EXTRACTED DATA ->
★ ★ ★ ★

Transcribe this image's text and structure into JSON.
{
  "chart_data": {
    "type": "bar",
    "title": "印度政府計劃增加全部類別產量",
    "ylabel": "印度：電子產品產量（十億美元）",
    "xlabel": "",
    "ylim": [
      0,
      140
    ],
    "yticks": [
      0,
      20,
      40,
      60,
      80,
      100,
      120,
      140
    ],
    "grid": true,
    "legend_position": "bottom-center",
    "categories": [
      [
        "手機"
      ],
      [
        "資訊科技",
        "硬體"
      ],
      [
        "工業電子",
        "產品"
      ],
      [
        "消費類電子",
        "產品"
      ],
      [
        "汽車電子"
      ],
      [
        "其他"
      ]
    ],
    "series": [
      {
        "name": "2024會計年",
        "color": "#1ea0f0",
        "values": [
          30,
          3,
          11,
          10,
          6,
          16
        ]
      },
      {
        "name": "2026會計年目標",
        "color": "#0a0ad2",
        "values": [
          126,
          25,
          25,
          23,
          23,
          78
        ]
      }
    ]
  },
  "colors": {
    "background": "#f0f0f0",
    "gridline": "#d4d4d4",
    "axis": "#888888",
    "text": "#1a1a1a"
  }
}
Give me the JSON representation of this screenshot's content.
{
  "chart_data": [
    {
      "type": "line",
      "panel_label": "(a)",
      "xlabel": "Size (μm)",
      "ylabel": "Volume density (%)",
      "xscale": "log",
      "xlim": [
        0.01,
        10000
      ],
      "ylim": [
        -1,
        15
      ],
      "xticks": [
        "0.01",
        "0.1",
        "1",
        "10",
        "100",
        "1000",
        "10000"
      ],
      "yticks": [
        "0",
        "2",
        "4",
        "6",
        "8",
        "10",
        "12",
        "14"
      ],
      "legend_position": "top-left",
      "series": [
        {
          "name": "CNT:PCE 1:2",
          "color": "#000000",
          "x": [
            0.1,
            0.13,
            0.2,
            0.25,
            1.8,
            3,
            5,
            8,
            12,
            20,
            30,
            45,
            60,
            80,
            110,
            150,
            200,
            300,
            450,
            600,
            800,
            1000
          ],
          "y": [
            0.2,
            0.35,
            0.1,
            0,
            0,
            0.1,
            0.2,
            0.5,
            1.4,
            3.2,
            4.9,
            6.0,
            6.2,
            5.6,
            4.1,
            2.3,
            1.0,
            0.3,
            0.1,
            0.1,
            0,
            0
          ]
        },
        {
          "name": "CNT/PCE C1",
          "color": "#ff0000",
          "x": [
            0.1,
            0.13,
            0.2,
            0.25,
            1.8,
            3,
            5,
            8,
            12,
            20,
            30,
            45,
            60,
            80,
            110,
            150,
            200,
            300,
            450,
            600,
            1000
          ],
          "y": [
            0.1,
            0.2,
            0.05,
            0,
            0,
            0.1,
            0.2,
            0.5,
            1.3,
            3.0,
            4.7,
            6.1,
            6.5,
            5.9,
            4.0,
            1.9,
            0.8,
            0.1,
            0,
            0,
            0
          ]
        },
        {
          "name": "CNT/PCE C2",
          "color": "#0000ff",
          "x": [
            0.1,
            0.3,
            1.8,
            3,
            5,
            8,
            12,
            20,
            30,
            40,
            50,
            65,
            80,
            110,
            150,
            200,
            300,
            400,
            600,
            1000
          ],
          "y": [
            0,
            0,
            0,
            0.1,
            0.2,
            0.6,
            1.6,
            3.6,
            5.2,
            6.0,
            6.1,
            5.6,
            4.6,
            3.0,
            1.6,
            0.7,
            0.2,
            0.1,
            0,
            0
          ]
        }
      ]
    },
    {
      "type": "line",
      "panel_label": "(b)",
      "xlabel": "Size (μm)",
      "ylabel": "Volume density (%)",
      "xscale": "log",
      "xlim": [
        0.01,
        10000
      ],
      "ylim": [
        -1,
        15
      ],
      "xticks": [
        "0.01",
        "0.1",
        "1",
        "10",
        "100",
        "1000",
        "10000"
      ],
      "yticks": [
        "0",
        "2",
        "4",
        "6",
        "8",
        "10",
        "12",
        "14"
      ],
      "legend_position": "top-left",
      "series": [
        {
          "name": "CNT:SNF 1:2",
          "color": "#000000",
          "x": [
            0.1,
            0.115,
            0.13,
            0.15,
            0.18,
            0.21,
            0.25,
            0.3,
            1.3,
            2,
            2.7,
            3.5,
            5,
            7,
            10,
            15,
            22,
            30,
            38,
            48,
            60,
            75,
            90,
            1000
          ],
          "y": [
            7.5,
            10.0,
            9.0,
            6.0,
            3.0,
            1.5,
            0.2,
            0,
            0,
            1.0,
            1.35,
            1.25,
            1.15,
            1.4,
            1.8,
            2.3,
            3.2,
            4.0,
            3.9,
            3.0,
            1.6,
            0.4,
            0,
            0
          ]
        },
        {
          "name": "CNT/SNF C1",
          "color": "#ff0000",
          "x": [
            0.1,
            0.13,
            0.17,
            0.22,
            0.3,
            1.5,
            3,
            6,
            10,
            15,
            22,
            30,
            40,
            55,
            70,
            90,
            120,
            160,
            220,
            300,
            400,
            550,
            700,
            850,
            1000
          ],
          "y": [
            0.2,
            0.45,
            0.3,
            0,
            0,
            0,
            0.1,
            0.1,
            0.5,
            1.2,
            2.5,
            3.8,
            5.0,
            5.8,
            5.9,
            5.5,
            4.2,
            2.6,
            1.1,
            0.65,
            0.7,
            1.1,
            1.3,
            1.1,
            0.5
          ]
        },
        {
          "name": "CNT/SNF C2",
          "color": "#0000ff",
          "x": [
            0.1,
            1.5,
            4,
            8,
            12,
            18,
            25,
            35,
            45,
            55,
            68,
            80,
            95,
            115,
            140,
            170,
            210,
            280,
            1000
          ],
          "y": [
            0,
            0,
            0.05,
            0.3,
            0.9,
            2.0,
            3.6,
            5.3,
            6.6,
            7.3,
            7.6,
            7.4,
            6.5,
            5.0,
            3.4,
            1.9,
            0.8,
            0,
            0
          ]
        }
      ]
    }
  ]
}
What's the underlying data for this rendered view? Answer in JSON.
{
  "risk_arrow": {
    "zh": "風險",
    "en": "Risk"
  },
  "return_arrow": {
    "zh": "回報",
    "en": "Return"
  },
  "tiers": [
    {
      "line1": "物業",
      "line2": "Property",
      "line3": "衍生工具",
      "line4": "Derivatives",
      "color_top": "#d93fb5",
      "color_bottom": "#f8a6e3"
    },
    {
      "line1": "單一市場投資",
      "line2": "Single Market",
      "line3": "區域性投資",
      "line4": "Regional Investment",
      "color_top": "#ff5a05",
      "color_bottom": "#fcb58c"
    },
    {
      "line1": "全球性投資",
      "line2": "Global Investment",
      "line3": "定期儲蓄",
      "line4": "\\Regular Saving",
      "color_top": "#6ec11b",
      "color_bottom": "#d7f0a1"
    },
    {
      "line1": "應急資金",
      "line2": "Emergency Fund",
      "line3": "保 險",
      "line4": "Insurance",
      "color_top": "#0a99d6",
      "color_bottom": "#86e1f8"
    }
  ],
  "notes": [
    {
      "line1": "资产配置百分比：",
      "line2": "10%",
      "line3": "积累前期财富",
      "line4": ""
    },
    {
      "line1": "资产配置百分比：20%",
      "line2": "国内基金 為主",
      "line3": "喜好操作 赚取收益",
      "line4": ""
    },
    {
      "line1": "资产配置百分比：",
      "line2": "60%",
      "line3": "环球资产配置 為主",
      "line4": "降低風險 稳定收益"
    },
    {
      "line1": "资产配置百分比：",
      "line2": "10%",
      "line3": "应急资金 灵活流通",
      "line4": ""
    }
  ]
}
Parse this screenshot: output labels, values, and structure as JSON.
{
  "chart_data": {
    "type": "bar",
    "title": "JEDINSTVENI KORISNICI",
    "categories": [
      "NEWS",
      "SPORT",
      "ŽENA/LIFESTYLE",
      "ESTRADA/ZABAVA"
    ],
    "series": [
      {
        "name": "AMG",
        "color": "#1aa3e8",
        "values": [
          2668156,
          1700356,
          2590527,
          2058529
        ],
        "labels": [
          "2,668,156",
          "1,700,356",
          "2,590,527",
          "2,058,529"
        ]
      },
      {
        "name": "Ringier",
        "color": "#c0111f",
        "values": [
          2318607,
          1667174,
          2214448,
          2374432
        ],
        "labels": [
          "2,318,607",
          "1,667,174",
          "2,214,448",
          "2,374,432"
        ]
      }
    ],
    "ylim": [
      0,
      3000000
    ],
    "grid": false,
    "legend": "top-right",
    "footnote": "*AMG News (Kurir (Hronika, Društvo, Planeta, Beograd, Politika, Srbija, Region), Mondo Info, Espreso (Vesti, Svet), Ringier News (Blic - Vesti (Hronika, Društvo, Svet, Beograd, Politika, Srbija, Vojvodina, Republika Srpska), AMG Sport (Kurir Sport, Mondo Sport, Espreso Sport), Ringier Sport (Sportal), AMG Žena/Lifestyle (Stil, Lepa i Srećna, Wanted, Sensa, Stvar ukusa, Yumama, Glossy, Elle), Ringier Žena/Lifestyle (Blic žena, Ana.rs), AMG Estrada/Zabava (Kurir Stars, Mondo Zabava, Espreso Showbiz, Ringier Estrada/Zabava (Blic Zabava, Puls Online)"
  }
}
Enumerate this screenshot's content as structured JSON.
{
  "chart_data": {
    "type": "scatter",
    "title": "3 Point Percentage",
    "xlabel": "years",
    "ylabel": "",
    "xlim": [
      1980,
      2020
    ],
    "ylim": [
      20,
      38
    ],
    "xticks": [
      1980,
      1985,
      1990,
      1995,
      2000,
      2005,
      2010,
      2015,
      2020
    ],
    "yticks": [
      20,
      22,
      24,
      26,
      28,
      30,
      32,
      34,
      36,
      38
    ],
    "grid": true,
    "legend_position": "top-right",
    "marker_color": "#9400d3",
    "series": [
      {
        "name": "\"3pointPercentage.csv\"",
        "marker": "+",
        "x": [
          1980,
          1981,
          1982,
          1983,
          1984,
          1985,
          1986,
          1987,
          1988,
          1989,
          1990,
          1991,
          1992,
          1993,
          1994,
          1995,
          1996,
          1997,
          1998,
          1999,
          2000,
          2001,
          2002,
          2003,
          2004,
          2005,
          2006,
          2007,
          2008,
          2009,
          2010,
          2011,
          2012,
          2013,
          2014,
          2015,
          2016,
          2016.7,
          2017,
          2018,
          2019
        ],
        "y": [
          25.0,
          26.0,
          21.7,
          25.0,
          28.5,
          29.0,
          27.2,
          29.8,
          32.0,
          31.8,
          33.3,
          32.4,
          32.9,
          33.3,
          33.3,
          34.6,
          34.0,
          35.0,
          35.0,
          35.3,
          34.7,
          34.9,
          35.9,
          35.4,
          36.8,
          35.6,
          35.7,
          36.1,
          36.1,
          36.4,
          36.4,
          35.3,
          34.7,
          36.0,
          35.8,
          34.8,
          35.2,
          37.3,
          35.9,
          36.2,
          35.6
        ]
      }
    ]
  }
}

★ ★ ★ ★

Copy out each line of the entries that holds "screenshot".

Give me the JSON representation of this screenshot's content.
Parse this screenshot: output labels, values, and structure as JSON.
Enumerate this screenshot's content as structured JSON.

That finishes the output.